* EXTRACTED INFORMATION *

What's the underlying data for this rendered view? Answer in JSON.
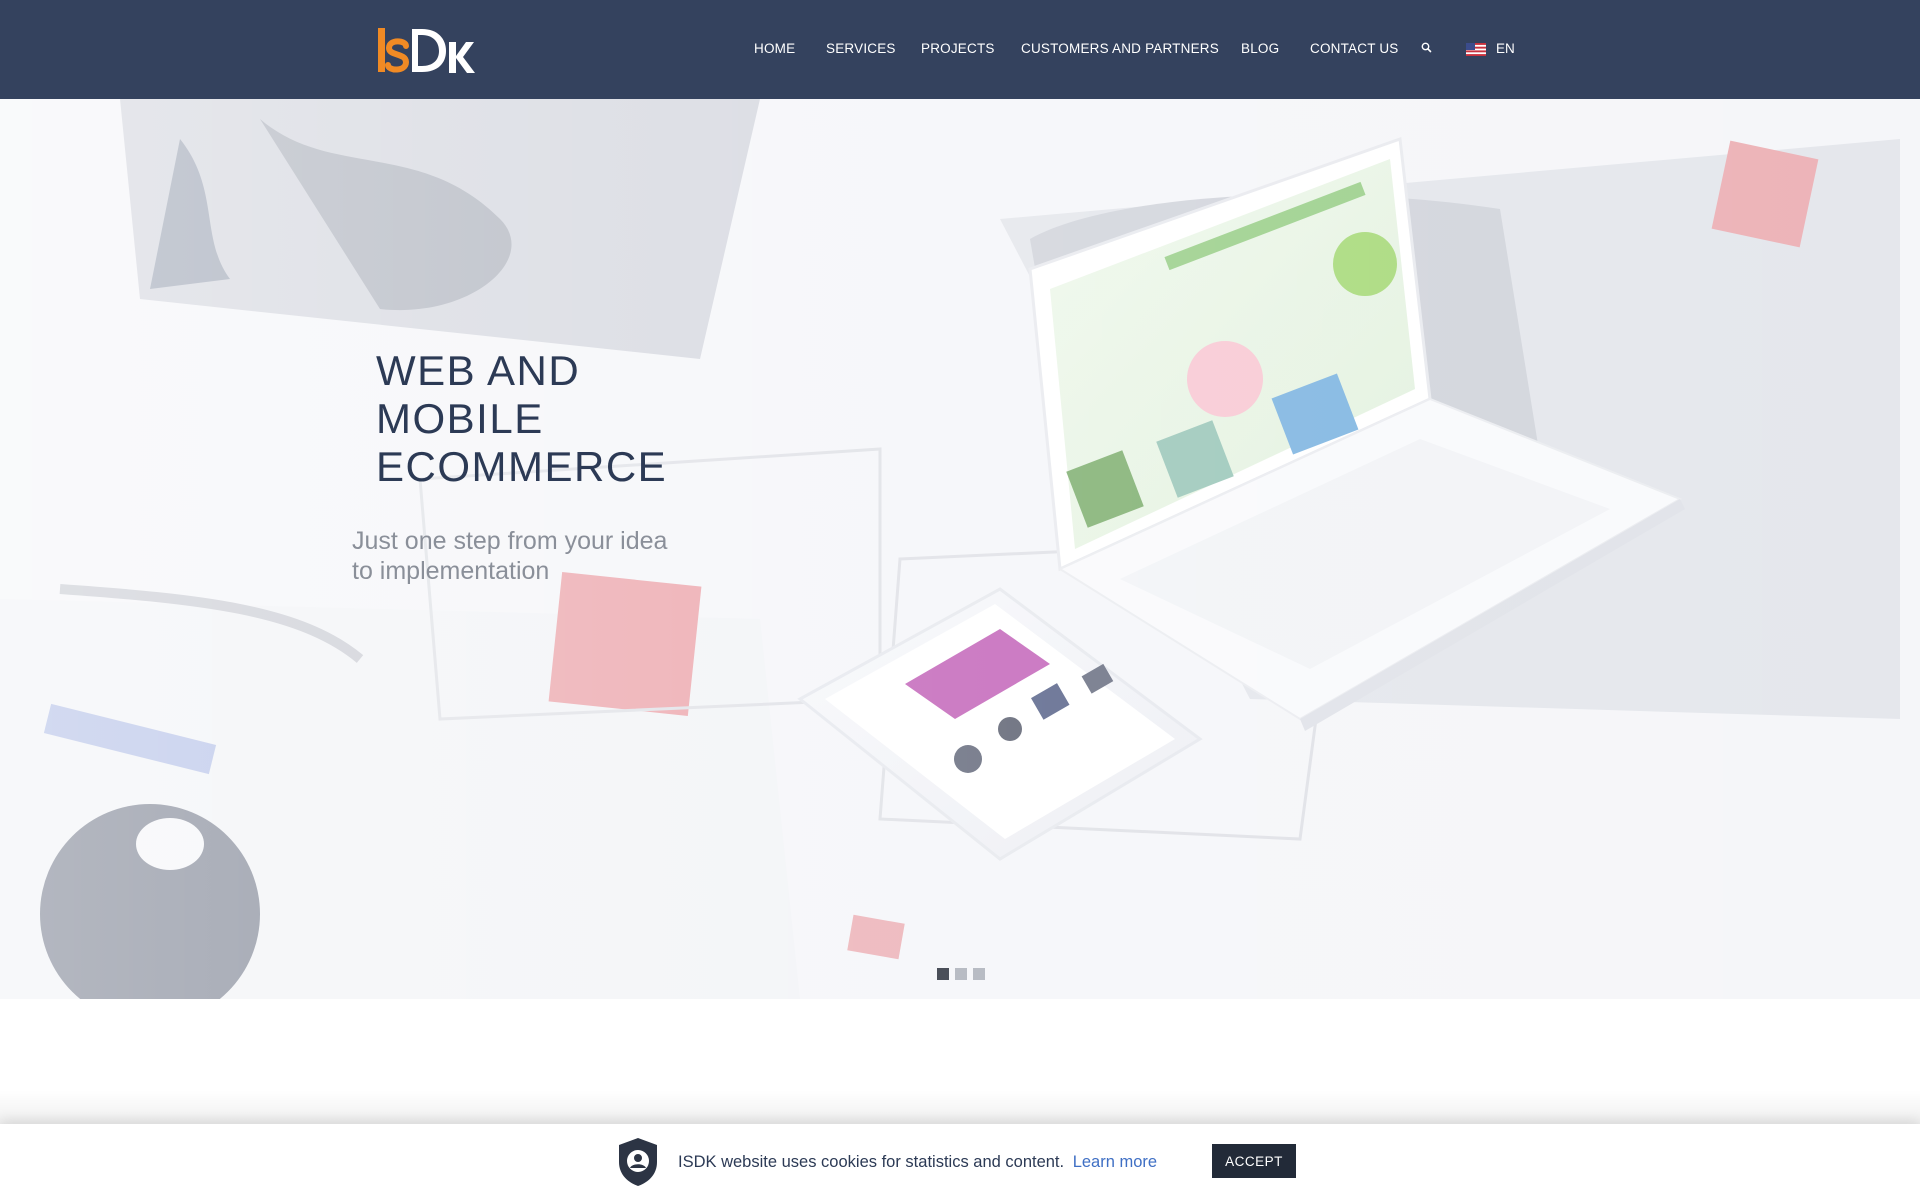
{
  "header": {
    "nav": [
      {
        "label": "HOME"
      },
      {
        "label": "SERVICES"
      },
      {
        "label": "PROJECTS"
      },
      {
        "label": "CUSTOMERS AND PARTNERS"
      },
      {
        "label": "BLOG"
      },
      {
        "label": "CONTACT US"
      }
    ],
    "search_icon": "search-icon",
    "language": {
      "label": "EN",
      "flag": "us-flag-icon"
    }
  },
  "hero": {
    "title_lines": [
      "WEB AND",
      "MOBILE",
      "ECOMMERCE"
    ],
    "subtitle_lines": [
      "Just one step from your idea",
      "to implementation"
    ],
    "slides_total": 3,
    "active_slide": 1
  },
  "cookie_bar": {
    "icon": "privacy-shield-icon",
    "message": "ISDK website uses cookies for statistics and content.",
    "link_label": "Learn more",
    "accept_label": "ACCEPT"
  },
  "colors": {
    "header_bg": "#34425e",
    "brand_orange": "#f08a24",
    "title_color": "#2c3a55",
    "link_color": "#3f6fc4",
    "button_bg": "#222a38"
  }
}
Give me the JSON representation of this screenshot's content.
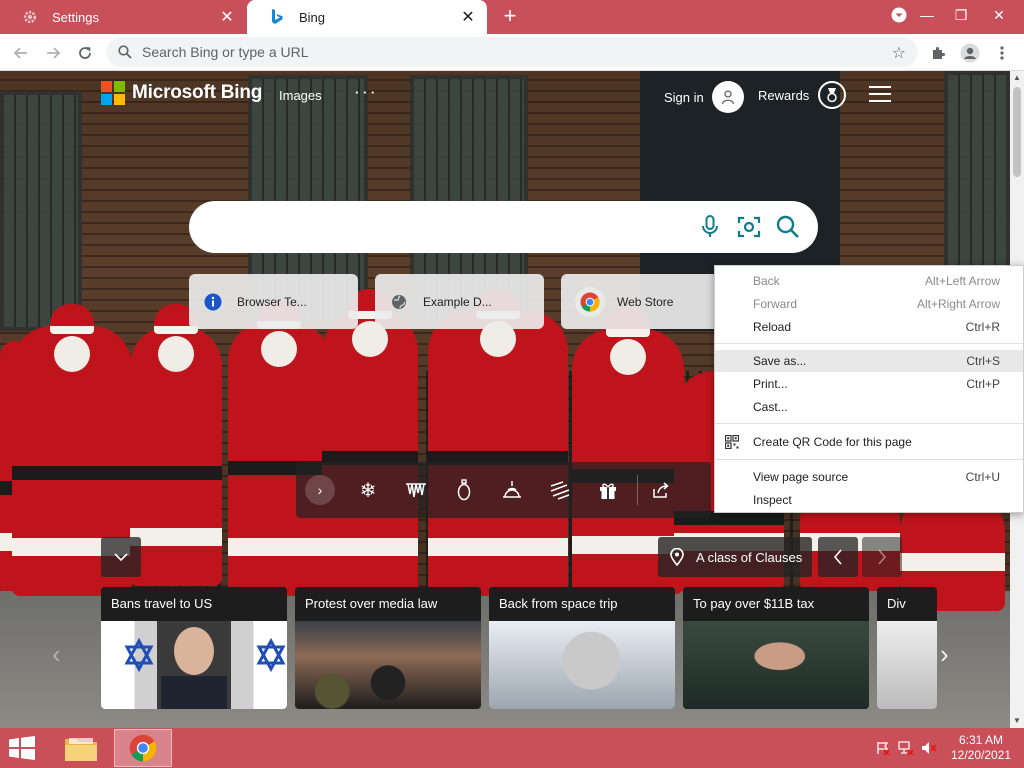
{
  "browser": {
    "tabs": [
      {
        "title": "Settings",
        "active": false
      },
      {
        "title": "Bing",
        "active": true
      }
    ],
    "new_tab_symbol": "+",
    "omnibox_placeholder": "Search Bing or type a URL"
  },
  "bing": {
    "brand": "Microsoft Bing",
    "nav_images": "Images",
    "nav_more": "· · ·",
    "sign_in": "Sign in",
    "rewards": "Rewards",
    "search_value": "",
    "quick_links": [
      {
        "label": "Browser Te...",
        "icon": "info-icon"
      },
      {
        "label": "Example D...",
        "icon": "globe-icon"
      },
      {
        "label": "Web Store",
        "icon": "chrome-icon"
      }
    ],
    "image_headline": "A class of Clauses",
    "news": [
      {
        "title": "Bans travel to US"
      },
      {
        "title": "Protest over media law"
      },
      {
        "title": "Back from space trip"
      },
      {
        "title": "To pay over $11B tax"
      },
      {
        "title": "Div"
      }
    ]
  },
  "context_menu": {
    "items": [
      {
        "label": "Back",
        "shortcut": "Alt+Left Arrow",
        "disabled": true
      },
      {
        "label": "Forward",
        "shortcut": "Alt+Right Arrow",
        "disabled": true
      },
      {
        "label": "Reload",
        "shortcut": "Ctrl+R",
        "disabled": false
      },
      {
        "label": "Save as...",
        "shortcut": "Ctrl+S",
        "disabled": false,
        "highlighted": true
      },
      {
        "label": "Print...",
        "shortcut": "Ctrl+P",
        "disabled": false
      },
      {
        "label": "Cast...",
        "shortcut": "",
        "disabled": false
      },
      {
        "label": "Create QR Code for this page",
        "shortcut": "",
        "disabled": false
      },
      {
        "label": "View page source",
        "shortcut": "Ctrl+U",
        "disabled": false
      },
      {
        "label": "Inspect",
        "shortcut": "",
        "disabled": false
      }
    ]
  },
  "taskbar": {
    "time": "6:31 AM",
    "date": "12/20/2021"
  },
  "colors": {
    "tab_strip": "#c8505a",
    "taskbar": "#c94f59",
    "bing_teal": "#0f7c8c",
    "ms_red": "#f25022",
    "ms_green": "#7fba00",
    "ms_blue": "#00a4ef",
    "ms_yellow": "#ffb900"
  }
}
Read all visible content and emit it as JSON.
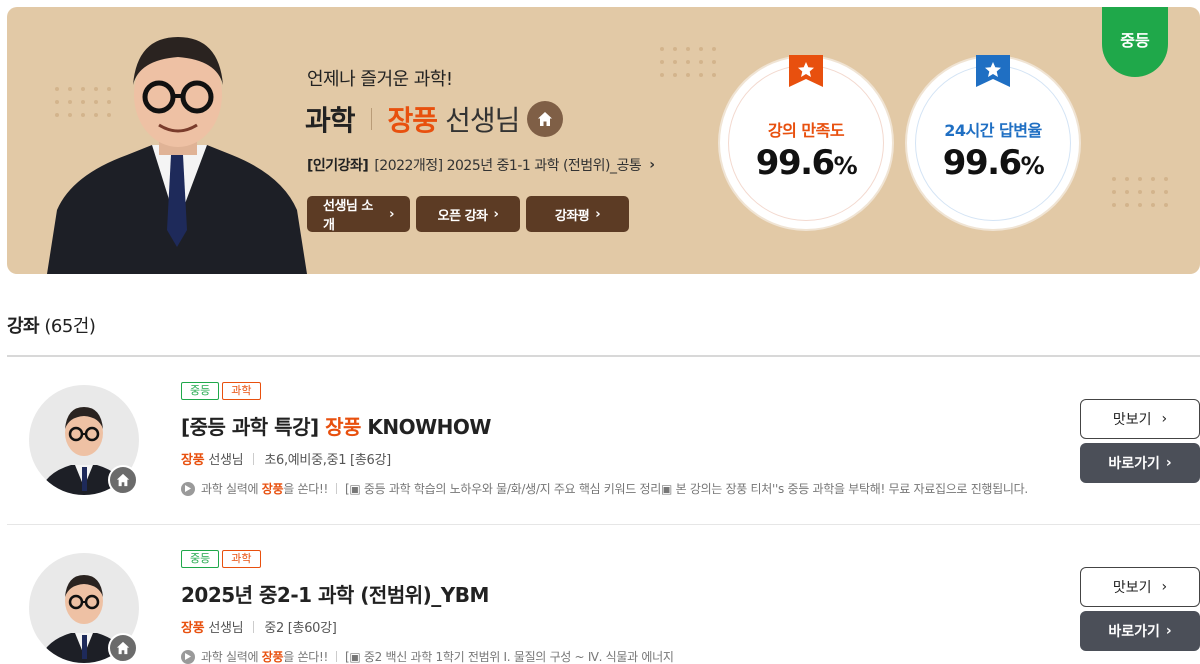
{
  "banner": {
    "intro": "언제나 즐거운 과학!",
    "subject": "과학",
    "teacher_name": "장풍",
    "teacher_suffix": "선생님",
    "popular_tag": "[인기강좌]",
    "popular_text": "[2022개정] 2025년 중1-1 과학 (전범위)_공통",
    "buttons": [
      "선생님 소개",
      "오픈 강좌",
      "강좌평"
    ],
    "level_tab": "중등",
    "stats": [
      {
        "label": "강의 만족도",
        "value": "99.6",
        "unit": "%",
        "color": "#e8500e"
      },
      {
        "label": "24시간 답변율",
        "value": "99.6",
        "unit": "%",
        "color": "#1f6fc3"
      }
    ]
  },
  "section": {
    "title": "강좌",
    "count": "(65건)"
  },
  "courses": [
    {
      "badges": [
        "중등",
        "과학"
      ],
      "title_prefix": "[중등 과학 특강]",
      "title_highlight": "장풍",
      "title_suffix": "KNOWHOW",
      "teacher": "장풍",
      "teacher_suffix": "선생님",
      "meta": "초6,예비중,중1 [총6강]",
      "desc_lead": "과학 실력에",
      "desc_highlight": "장풍",
      "desc_tail": "을 쏜다!!",
      "desc_rest": "[▣ 중등 과학 학습의 노하우와 물/화/생/지 주요 핵심 키워드 정리▣ 본 강의는 장풍 티처''s 중등 과학을 부탁해! 무료 자료집으로 진행됩니다.",
      "preview_label": "맛보기",
      "goto_label": "바로가기"
    },
    {
      "badges": [
        "중등",
        "과학"
      ],
      "title_prefix": "2025년 중2-1 과학 (전범위)_YBM",
      "title_highlight": "",
      "title_suffix": "",
      "teacher": "장풍",
      "teacher_suffix": "선생님",
      "meta": "중2 [총60강]",
      "desc_lead": "과학 실력에",
      "desc_highlight": "장풍",
      "desc_tail": "을 쏜다!!",
      "desc_rest": "[▣ 중2 백신 과학 1학기 전범위 Ⅰ. 물질의 구성 ~ Ⅳ. 식물과 에너지",
      "preview_label": "맛보기",
      "goto_label": "바로가기"
    }
  ],
  "colors": {
    "banner_bg": "#e2c9a6",
    "accent_orange": "#e8500e",
    "accent_blue": "#1f6fc3",
    "level_green": "#1fa84a",
    "button_brown": "#5c3b24",
    "button_dark": "#4b4f58"
  },
  "icons": [
    "home-icon",
    "chevron-right-icon",
    "star-ribbon-icon",
    "play-icon"
  ]
}
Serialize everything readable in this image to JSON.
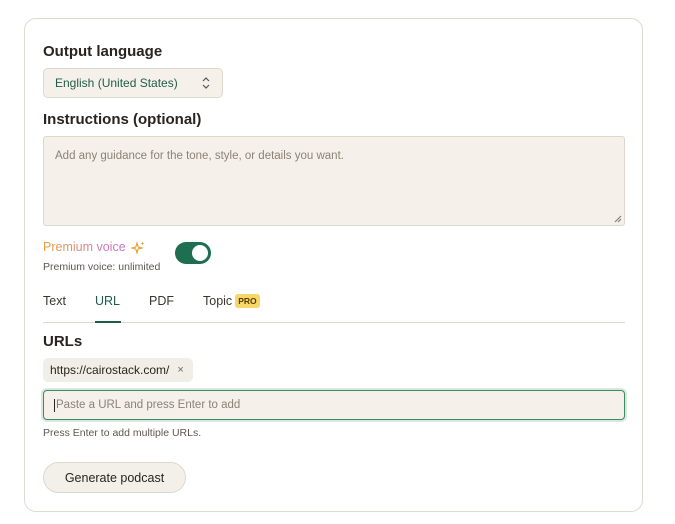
{
  "output_language": {
    "title": "Output language",
    "selected": "English (United States)"
  },
  "instructions": {
    "title": "Instructions (optional)",
    "placeholder": "Add any guidance for the tone, style, or details you want."
  },
  "premium": {
    "label": "Premium voice",
    "sublabel": "Premium voice: unlimited",
    "enabled": true
  },
  "tabs": [
    {
      "label": "Text",
      "active": false
    },
    {
      "label": "URL",
      "active": true
    },
    {
      "label": "PDF",
      "active": false
    },
    {
      "label": "Topic",
      "active": false,
      "badge": "PRO"
    }
  ],
  "urls": {
    "title": "URLs",
    "chips": [
      {
        "label": "https://cairostack.com/",
        "remove": "×"
      }
    ],
    "placeholder": "Paste a URL and press Enter to add",
    "hint": "Press Enter to add multiple URLs."
  },
  "generate_button": "Generate podcast",
  "colors": {
    "accent": "#1f5c4a",
    "toggle_on": "#1e6e52",
    "input_bg": "#f5f1ea",
    "pro_badge": "#f7d66a"
  },
  "icons": {
    "select_chevron": "chevron-up-down-icon",
    "sparkle": "sparkle-icon",
    "chip_remove": "close-icon"
  }
}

* EXERCISE BRIEF *
Every line of the data above should be quoted exactly. Omit the pictures.

* FULL SOLUTION *
What's the underlying data for this rendered view? Answer in JSON.
{
  "header": {
    "nav": [
      {
        "label": "HOME"
      },
      {
        "label": "SERVICES"
      },
      {
        "label": "PROJECTS"
      },
      {
        "label": "CUSTOMERS AND PARTNERS"
      },
      {
        "label": "BLOG"
      },
      {
        "label": "CONTACT US"
      }
    ],
    "search_icon": "search-icon",
    "language": {
      "label": "EN",
      "flag": "us-flag-icon"
    }
  },
  "hero": {
    "title_lines": [
      "WEB AND",
      "MOBILE",
      "ECOMMERCE"
    ],
    "subtitle_lines": [
      "Just one step from your idea",
      "to implementation"
    ],
    "slides_total": 3,
    "active_slide": 1
  },
  "cookie_bar": {
    "icon": "privacy-shield-icon",
    "message": "ISDK website uses cookies for statistics and content.",
    "link_label": "Learn more",
    "accept_label": "ACCEPT"
  },
  "colors": {
    "header_bg": "#34425e",
    "brand_orange": "#f08a24",
    "title_color": "#2c3a55",
    "link_color": "#3f6fc4",
    "button_bg": "#222a38"
  }
}
Give me the JSON representation of this screenshot's content.
{
  "browser": {
    "tabs": [
      {
        "title": "Settings",
        "active": false
      },
      {
        "title": "Bing",
        "active": true
      }
    ],
    "new_tab_symbol": "+",
    "omnibox_placeholder": "Search Bing or type a URL"
  },
  "bing": {
    "brand": "Microsoft Bing",
    "nav_images": "Images",
    "nav_more": "· · ·",
    "sign_in": "Sign in",
    "rewards": "Rewards",
    "search_value": "",
    "quick_links": [
      {
        "label": "Browser Te...",
        "icon": "info-icon"
      },
      {
        "label": "Example D...",
        "icon": "globe-icon"
      },
      {
        "label": "Web Store",
        "icon": "chrome-icon"
      }
    ],
    "image_headline": "A class of Clauses",
    "news": [
      {
        "title": "Bans travel to US"
      },
      {
        "title": "Protest over media law"
      },
      {
        "title": "Back from space trip"
      },
      {
        "title": "To pay over $11B tax"
      },
      {
        "title": "Div"
      }
    ]
  },
  "context_menu": {
    "items": [
      {
        "label": "Back",
        "shortcut": "Alt+Left Arrow",
        "disabled": true
      },
      {
        "label": "Forward",
        "shortcut": "Alt+Right Arrow",
        "disabled": true
      },
      {
        "label": "Reload",
        "shortcut": "Ctrl+R",
        "disabled": false
      },
      {
        "label": "Save as...",
        "shortcut": "Ctrl+S",
        "disabled": false,
        "highlighted": true
      },
      {
        "label": "Print...",
        "shortcut": "Ctrl+P",
        "disabled": false
      },
      {
        "label": "Cast...",
        "shortcut": "",
        "disabled": false
      },
      {
        "label": "Create QR Code for this page",
        "shortcut": "",
        "disabled": false
      },
      {
        "label": "View page source",
        "shortcut": "Ctrl+U",
        "disabled": false
      },
      {
        "label": "Inspect",
        "shortcut": "",
        "disabled": false
      }
    ]
  },
  "taskbar": {
    "time": "6:31 AM",
    "date": "12/20/2021"
  },
  "colors": {
    "tab_strip": "#c8505a",
    "taskbar": "#c94f59",
    "bing_teal": "#0f7c8c",
    "ms_red": "#f25022",
    "ms_green": "#7fba00",
    "ms_blue": "#00a4ef",
    "ms_yellow": "#ffb900"
  }
}
Read all visible content and emit it as JSON.
{
  "banner": {
    "intro": "언제나 즐거운 과학!",
    "subject": "과학",
    "teacher_name": "장풍",
    "teacher_suffix": "선생님",
    "popular_tag": "[인기강좌]",
    "popular_text": "[2022개정] 2025년 중1-1 과학 (전범위)_공통",
    "buttons": [
      "선생님 소개",
      "오픈 강좌",
      "강좌평"
    ],
    "level_tab": "중등",
    "stats": [
      {
        "label": "강의 만족도",
        "value": "99.6",
        "unit": "%",
        "color": "#e8500e"
      },
      {
        "label": "24시간 답변율",
        "value": "99.6",
        "unit": "%",
        "color": "#1f6fc3"
      }
    ]
  },
  "section": {
    "title": "강좌",
    "count": "(65건)"
  },
  "courses": [
    {
      "badges": [
        "중등",
        "과학"
      ],
      "title_prefix": "[중등 과학 특강]",
      "title_highlight": "장풍",
      "title_suffix": "KNOWHOW",
      "teacher": "장풍",
      "teacher_suffix": "선생님",
      "meta": "초6,예비중,중1 [총6강]",
      "desc_lead": "과학 실력에",
      "desc_highlight": "장풍",
      "desc_tail": "을 쏜다!!",
      "desc_rest": "[▣ 중등 과학 학습의 노하우와 물/화/생/지 주요 핵심 키워드 정리▣ 본 강의는 장풍 티처''s 중등 과학을 부탁해! 무료 자료집으로 진행됩니다.",
      "preview_label": "맛보기",
      "goto_label": "바로가기"
    },
    {
      "badges": [
        "중등",
        "과학"
      ],
      "title_prefix": "2025년 중2-1 과학 (전범위)_YBM",
      "title_highlight": "",
      "title_suffix": "",
      "teacher": "장풍",
      "teacher_suffix": "선생님",
      "meta": "중2 [총60강]",
      "desc_lead": "과학 실력에",
      "desc_highlight": "장풍",
      "desc_tail": "을 쏜다!!",
      "desc_rest": "[▣ 중2 백신 과학 1학기 전범위 Ⅰ. 물질의 구성 ~ Ⅳ. 식물과 에너지",
      "preview_label": "맛보기",
      "goto_label": "바로가기"
    }
  ],
  "colors": {
    "banner_bg": "#e2c9a6",
    "accent_orange": "#e8500e",
    "accent_blue": "#1f6fc3",
    "level_green": "#1fa84a",
    "button_brown": "#5c3b24",
    "button_dark": "#4b4f58"
  },
  "icons": [
    "home-icon",
    "chevron-right-icon",
    "star-ribbon-icon",
    "play-icon"
  ]
}
Serialize everything readable in this image to JSON.
{
  "output_language": {
    "title": "Output language",
    "selected": "English (United States)"
  },
  "instructions": {
    "title": "Instructions (optional)",
    "placeholder": "Add any guidance for the tone, style, or details you want."
  },
  "premium": {
    "label": "Premium voice",
    "sublabel": "Premium voice: unlimited",
    "enabled": true
  },
  "tabs": [
    {
      "label": "Text",
      "active": false
    },
    {
      "label": "URL",
      "active": true
    },
    {
      "label": "PDF",
      "active": false
    },
    {
      "label": "Topic",
      "active": false,
      "badge": "PRO"
    }
  ],
  "urls": {
    "title": "URLs",
    "chips": [
      {
        "label": "https://cairostack.com/",
        "remove": "×"
      }
    ],
    "placeholder": "Paste a URL and press Enter to add",
    "hint": "Press Enter to add multiple URLs."
  },
  "generate_button": "Generate podcast",
  "colors": {
    "accent": "#1f5c4a",
    "toggle_on": "#1e6e52",
    "input_bg": "#f5f1ea",
    "pro_badge": "#f7d66a"
  },
  "icons": {
    "select_chevron": "chevron-up-down-icon",
    "sparkle": "sparkle-icon",
    "chip_remove": "close-icon"
  }
}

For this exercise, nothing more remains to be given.